Records from a data source
+--
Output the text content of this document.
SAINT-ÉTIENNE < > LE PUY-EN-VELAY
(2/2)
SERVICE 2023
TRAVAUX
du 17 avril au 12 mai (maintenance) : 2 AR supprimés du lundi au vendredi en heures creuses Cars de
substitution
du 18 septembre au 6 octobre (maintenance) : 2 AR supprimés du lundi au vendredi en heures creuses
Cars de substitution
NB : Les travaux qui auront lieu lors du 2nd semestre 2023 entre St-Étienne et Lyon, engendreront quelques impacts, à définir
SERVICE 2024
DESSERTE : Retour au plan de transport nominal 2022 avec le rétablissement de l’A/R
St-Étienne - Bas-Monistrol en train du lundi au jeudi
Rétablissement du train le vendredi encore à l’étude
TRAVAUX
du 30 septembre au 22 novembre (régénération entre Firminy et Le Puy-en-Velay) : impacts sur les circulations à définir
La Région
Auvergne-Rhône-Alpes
+--
• **Set problem**: Scan the lines above for "Cars", then copy every one that has it.

• **Result of this task**:
du 17 avril au 12 mai (maintenance) : 2 AR supprimés du lundi au vendredi en heures creuses Cars de
Cars de substitution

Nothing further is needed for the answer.